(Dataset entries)
_____
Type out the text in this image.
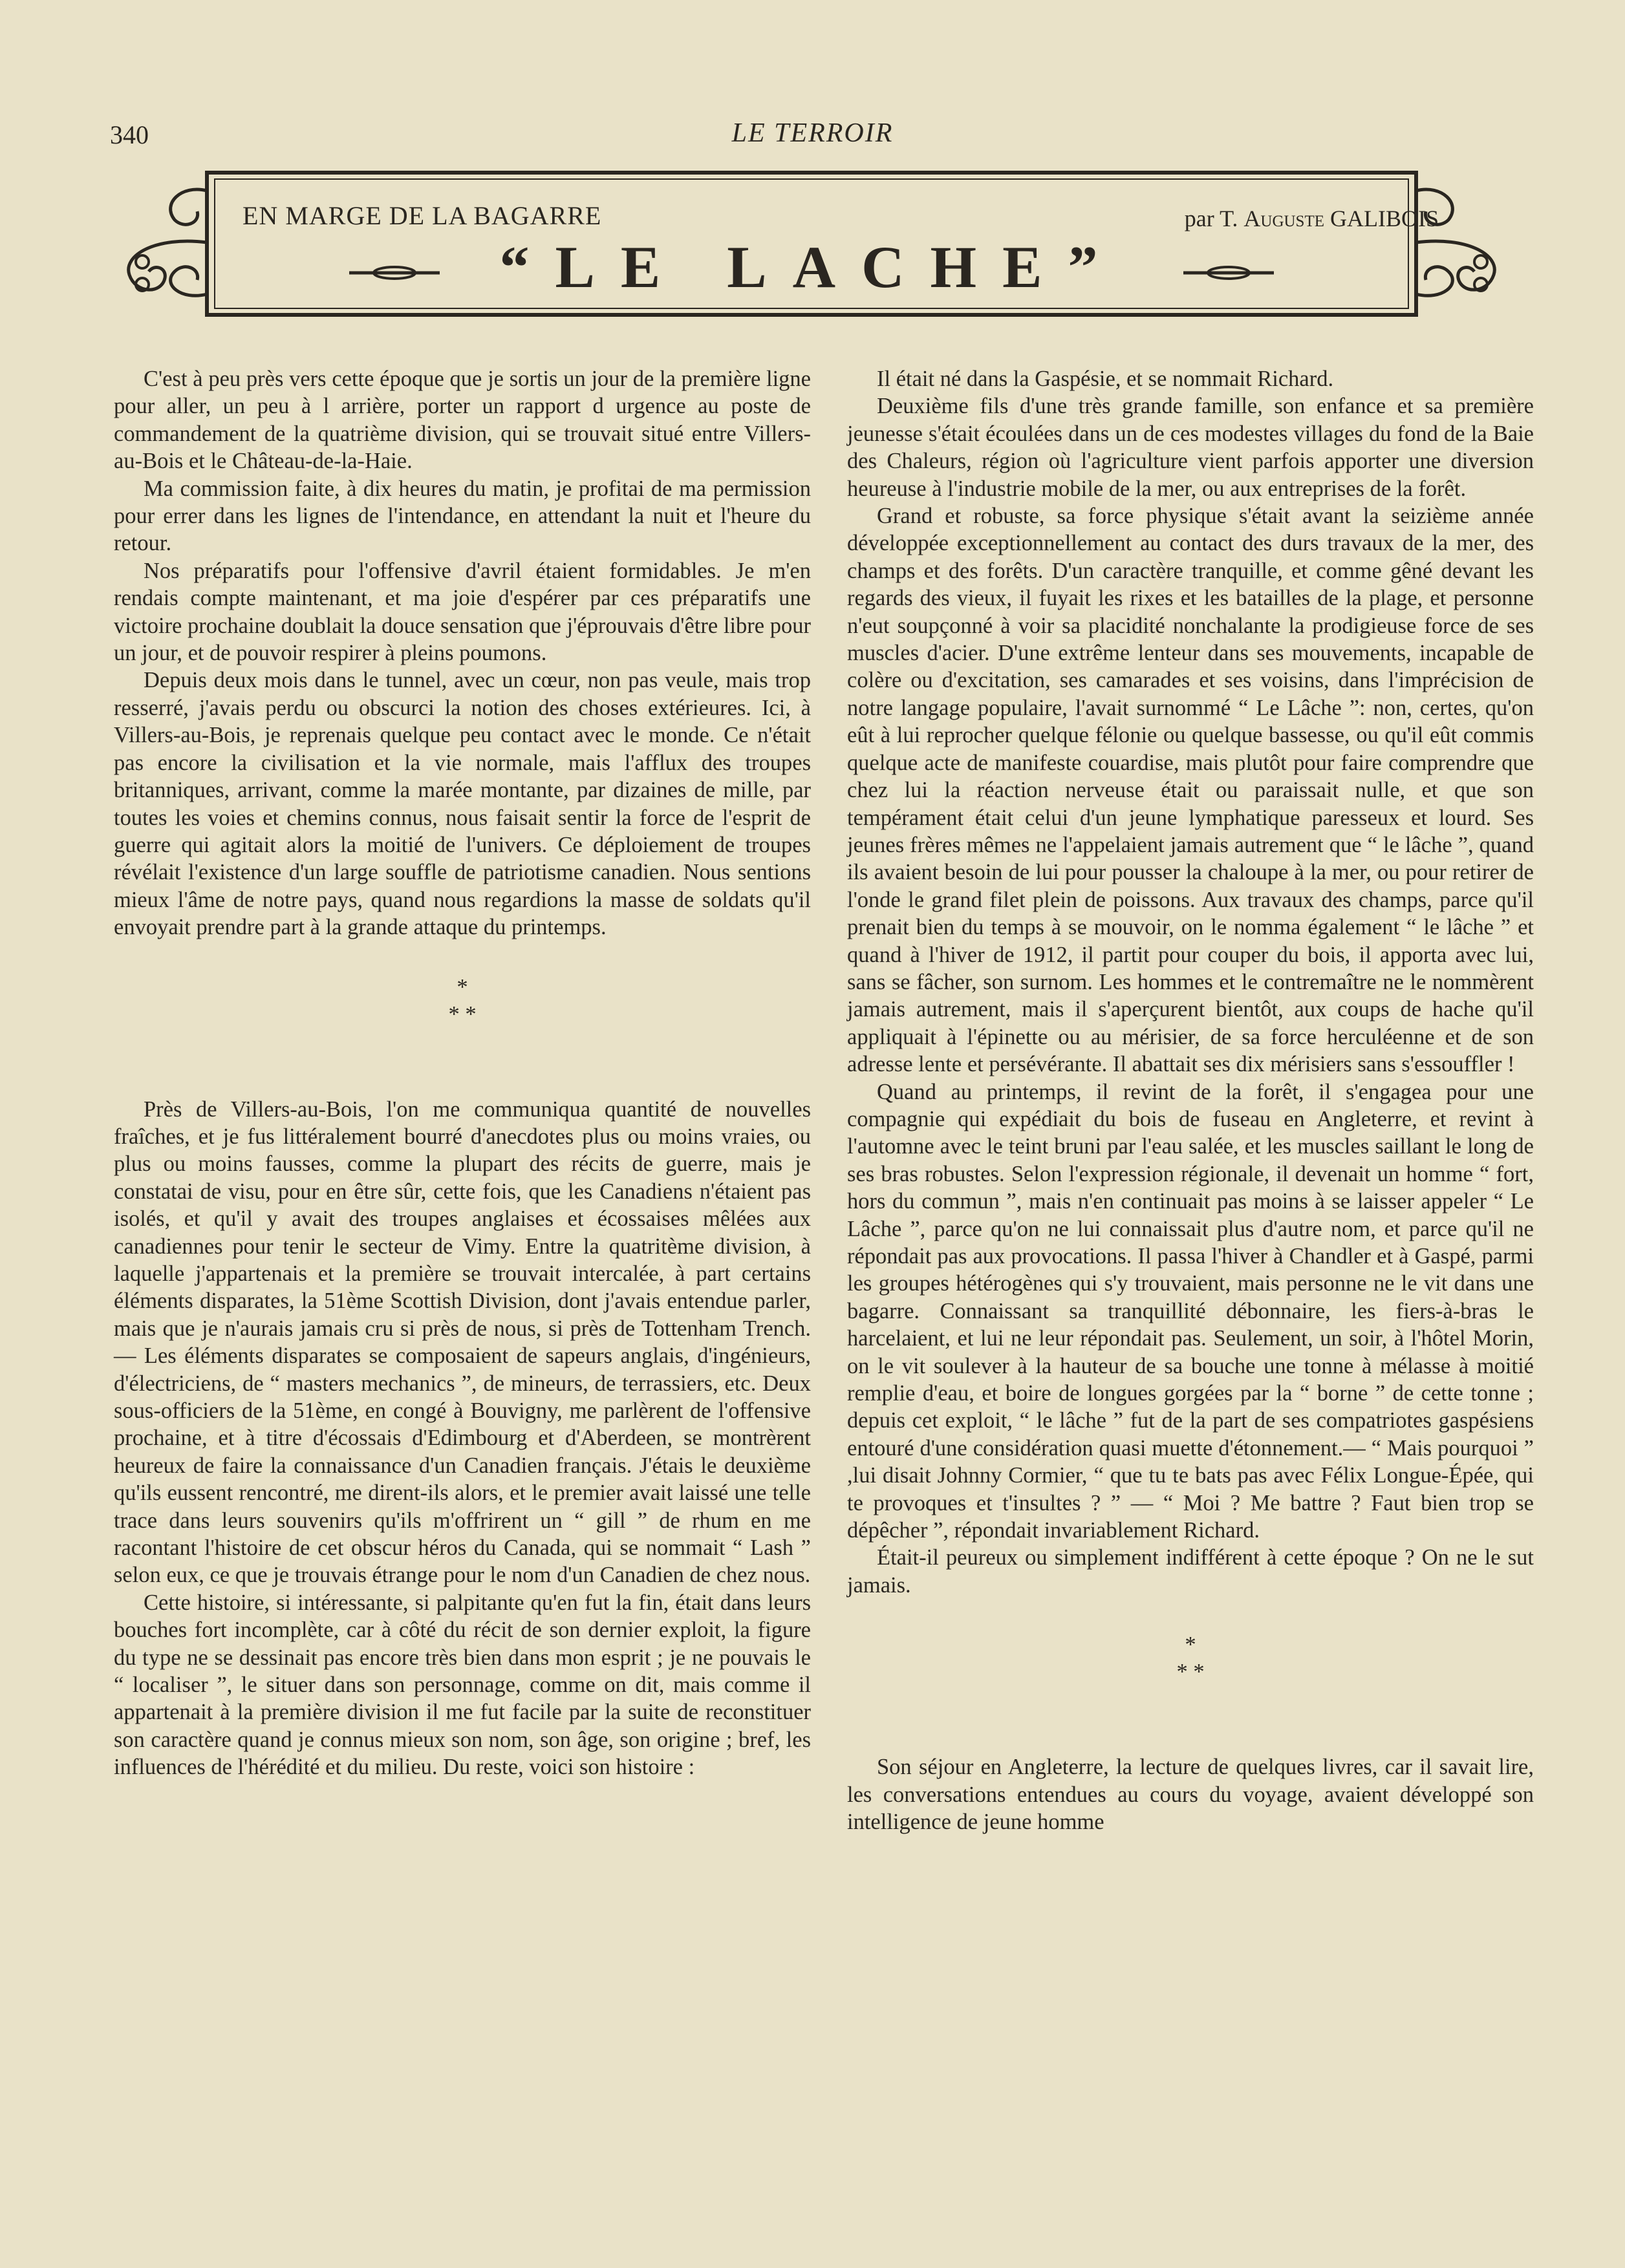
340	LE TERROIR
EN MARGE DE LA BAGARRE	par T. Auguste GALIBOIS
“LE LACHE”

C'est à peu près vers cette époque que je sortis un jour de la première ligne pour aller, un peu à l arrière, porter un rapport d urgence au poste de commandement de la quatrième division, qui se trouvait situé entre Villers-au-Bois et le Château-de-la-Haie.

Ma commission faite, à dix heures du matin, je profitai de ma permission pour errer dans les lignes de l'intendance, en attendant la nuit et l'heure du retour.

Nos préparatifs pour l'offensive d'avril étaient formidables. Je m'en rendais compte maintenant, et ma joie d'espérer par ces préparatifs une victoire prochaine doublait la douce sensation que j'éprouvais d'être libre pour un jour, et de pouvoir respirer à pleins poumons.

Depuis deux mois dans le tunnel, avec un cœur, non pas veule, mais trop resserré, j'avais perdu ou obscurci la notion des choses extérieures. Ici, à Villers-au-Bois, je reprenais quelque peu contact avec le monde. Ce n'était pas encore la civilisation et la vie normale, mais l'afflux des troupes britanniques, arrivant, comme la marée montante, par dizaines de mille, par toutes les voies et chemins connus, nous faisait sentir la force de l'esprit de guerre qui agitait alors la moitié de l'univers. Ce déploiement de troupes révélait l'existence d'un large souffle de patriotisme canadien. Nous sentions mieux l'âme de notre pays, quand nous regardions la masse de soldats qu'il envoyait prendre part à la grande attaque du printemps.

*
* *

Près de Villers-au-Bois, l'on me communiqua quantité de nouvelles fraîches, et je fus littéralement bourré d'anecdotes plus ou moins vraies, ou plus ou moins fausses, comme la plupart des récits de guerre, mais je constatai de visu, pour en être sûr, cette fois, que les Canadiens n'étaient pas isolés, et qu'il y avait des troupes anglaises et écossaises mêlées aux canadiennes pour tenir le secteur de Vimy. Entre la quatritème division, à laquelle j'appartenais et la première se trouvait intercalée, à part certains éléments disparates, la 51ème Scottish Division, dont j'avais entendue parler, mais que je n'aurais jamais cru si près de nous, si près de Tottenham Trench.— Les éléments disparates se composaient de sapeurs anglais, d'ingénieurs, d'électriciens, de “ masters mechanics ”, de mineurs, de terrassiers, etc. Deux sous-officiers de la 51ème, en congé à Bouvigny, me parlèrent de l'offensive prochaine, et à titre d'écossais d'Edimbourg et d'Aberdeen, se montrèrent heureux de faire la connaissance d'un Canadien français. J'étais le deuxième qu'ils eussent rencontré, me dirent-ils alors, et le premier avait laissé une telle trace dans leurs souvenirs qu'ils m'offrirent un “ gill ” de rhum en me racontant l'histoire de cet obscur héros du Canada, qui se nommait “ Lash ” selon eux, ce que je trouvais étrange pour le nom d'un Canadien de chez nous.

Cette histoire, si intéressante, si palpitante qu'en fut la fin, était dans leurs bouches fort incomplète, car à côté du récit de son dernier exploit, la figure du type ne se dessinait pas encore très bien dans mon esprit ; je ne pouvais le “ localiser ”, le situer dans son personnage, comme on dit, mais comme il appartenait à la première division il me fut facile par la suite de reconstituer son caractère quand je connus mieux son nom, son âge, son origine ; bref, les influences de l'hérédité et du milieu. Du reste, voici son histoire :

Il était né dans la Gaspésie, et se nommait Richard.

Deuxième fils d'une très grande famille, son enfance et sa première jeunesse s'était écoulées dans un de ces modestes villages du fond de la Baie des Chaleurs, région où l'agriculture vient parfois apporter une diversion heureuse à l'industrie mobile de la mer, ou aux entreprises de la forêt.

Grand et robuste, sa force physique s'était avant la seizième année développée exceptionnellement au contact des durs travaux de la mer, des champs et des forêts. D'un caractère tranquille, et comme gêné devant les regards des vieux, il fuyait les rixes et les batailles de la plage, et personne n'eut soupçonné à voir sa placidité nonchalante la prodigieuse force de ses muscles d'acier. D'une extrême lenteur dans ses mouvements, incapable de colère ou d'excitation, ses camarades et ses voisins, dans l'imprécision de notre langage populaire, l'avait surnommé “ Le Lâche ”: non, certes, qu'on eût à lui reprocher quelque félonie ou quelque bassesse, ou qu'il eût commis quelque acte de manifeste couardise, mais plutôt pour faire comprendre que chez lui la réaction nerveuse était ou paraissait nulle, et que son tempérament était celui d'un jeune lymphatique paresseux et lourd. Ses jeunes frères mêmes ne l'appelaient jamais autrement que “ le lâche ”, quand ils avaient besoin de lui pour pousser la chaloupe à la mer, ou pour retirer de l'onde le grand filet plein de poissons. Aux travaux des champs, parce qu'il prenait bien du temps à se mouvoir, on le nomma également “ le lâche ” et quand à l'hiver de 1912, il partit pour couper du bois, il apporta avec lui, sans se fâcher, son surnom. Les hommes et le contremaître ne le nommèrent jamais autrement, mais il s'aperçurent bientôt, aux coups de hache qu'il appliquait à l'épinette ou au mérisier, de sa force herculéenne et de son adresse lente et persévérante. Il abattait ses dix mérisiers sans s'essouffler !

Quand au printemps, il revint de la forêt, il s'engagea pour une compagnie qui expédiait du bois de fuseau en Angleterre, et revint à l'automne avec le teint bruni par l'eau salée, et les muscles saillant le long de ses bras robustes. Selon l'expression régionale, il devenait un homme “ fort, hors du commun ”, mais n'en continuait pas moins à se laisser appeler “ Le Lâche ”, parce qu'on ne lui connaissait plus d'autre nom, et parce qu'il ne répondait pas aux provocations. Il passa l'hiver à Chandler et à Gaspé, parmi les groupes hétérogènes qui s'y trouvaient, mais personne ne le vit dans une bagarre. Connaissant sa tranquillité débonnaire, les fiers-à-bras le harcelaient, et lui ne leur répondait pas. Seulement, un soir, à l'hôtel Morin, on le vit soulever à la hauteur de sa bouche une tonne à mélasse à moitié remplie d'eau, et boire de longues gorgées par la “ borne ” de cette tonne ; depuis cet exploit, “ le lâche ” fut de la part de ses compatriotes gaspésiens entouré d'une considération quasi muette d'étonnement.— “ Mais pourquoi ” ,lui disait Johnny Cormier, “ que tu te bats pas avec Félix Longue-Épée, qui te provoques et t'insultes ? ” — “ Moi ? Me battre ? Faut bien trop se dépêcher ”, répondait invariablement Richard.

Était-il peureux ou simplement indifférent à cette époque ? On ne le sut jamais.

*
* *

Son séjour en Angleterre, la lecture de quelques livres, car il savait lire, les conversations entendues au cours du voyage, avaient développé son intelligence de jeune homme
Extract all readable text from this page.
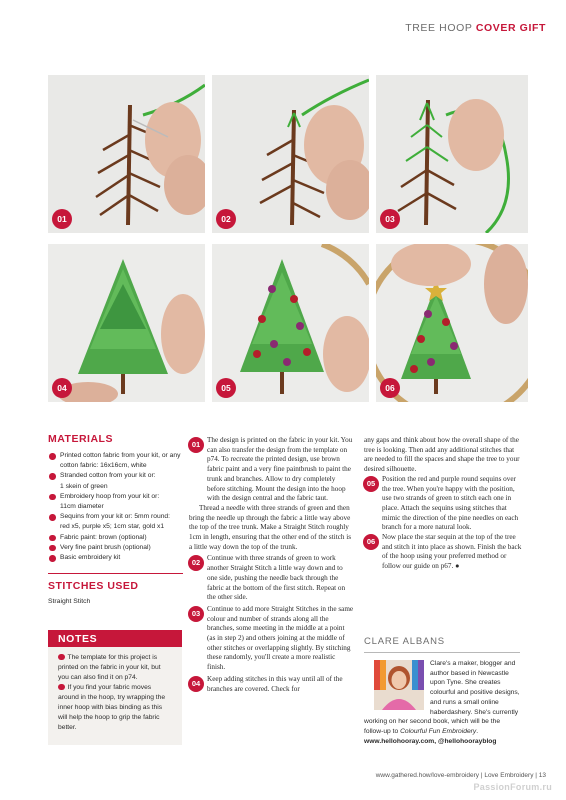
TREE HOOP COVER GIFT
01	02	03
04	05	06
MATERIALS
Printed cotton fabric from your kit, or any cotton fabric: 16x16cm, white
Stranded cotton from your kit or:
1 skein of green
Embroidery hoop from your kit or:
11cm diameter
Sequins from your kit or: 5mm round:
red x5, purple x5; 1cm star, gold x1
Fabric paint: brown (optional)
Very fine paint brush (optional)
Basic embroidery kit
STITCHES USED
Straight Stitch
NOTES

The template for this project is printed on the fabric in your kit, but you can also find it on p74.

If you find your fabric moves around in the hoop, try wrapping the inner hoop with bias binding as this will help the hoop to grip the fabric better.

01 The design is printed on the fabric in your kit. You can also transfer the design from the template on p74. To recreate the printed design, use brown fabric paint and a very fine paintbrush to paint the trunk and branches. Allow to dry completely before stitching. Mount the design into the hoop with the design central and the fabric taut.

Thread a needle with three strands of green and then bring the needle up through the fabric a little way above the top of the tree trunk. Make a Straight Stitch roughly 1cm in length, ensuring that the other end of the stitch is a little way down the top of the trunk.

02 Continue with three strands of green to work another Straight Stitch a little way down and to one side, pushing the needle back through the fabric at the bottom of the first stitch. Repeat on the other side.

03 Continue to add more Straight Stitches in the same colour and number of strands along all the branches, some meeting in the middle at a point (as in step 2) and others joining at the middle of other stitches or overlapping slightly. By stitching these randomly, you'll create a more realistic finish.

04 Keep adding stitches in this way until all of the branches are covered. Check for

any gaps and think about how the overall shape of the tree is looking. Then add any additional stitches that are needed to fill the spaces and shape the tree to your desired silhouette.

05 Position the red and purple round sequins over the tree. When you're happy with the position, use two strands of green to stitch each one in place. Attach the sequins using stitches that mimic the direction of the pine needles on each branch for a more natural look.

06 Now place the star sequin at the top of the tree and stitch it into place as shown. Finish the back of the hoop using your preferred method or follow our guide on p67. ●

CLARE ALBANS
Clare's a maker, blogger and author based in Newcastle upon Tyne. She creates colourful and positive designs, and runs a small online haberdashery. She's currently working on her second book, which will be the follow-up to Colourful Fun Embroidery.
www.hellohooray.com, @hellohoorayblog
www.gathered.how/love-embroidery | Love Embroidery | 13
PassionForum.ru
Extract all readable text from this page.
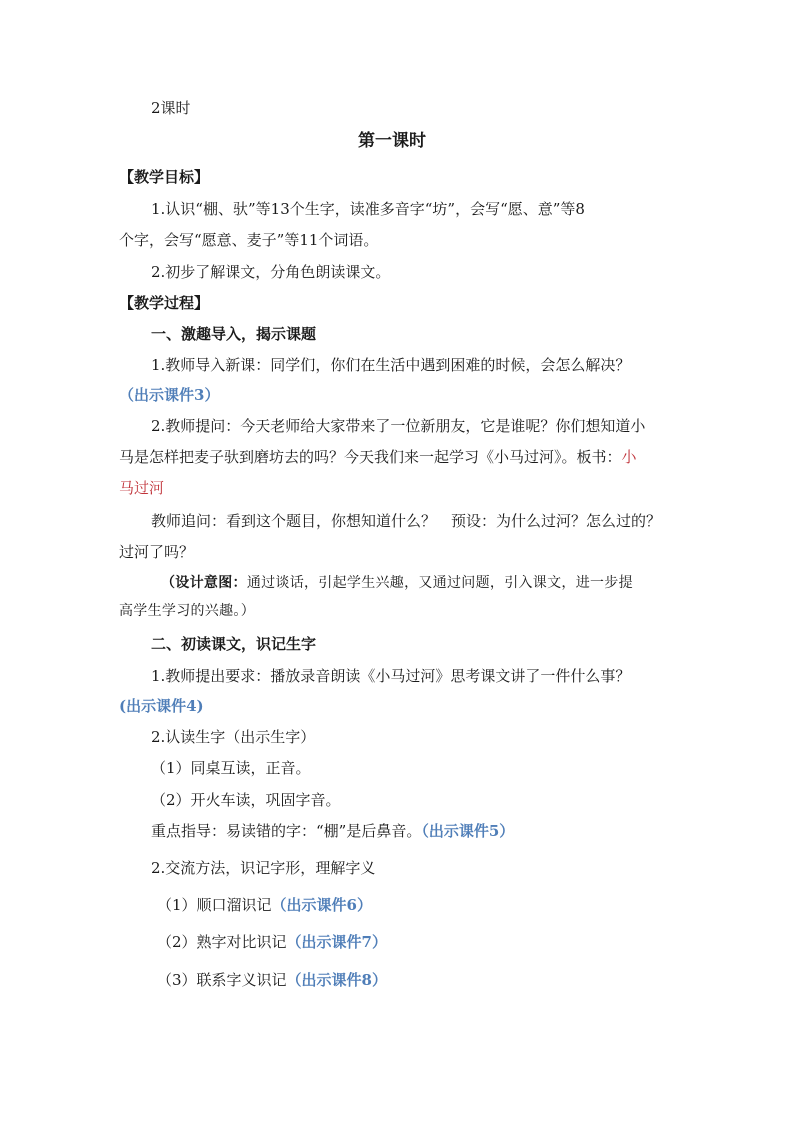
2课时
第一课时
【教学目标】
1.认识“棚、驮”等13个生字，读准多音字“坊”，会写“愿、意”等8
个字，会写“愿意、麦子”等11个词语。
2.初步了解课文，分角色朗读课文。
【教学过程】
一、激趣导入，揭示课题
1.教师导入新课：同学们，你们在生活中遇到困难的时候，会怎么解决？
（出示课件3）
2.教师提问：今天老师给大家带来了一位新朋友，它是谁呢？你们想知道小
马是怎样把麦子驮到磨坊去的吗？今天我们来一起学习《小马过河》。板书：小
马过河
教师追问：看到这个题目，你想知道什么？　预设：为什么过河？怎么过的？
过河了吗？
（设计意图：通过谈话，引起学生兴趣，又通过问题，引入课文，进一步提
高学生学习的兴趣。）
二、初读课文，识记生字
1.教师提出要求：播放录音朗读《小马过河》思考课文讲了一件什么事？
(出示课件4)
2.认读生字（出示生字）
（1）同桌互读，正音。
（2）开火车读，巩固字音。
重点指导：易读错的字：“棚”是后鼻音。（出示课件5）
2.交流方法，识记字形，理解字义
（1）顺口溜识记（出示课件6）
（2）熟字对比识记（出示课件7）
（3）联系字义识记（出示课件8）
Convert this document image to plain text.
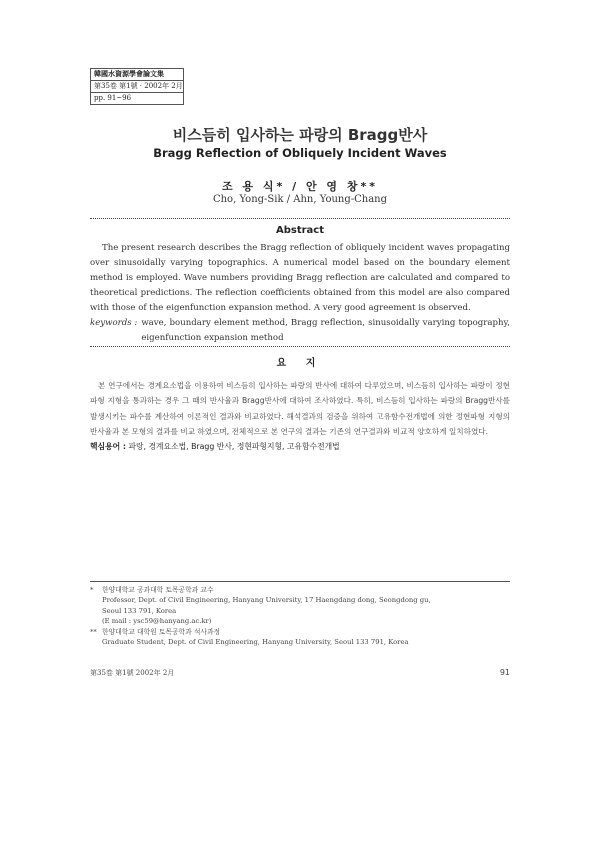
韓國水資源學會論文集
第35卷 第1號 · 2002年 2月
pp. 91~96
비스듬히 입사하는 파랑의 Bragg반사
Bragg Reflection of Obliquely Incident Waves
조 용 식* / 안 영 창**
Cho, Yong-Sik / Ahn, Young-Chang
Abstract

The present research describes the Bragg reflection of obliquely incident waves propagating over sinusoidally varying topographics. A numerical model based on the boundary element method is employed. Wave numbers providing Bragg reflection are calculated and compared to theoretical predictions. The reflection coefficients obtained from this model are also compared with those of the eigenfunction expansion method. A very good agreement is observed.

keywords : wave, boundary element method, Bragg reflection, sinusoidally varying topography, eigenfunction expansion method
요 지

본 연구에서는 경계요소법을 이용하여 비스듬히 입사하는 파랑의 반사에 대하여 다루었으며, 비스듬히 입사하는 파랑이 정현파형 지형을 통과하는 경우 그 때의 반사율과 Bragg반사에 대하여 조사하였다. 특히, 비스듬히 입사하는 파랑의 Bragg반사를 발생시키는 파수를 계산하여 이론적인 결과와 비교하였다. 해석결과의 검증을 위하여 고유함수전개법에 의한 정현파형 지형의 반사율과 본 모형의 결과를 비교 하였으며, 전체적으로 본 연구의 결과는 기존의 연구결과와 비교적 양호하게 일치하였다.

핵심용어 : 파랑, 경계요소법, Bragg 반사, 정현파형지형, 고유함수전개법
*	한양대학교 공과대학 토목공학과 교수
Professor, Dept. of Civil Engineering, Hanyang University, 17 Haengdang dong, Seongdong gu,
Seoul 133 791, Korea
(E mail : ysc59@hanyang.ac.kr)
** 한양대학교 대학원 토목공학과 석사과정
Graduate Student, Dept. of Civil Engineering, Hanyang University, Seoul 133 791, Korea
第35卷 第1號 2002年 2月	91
_____
Prompt —
Copy all lines in the listing above where the string "한양대학교" appears.

Reply to the task —
*	한양대학교 공과대학 토목공학과 교수
** 한양대학교 대학원 토목공학과 석사과정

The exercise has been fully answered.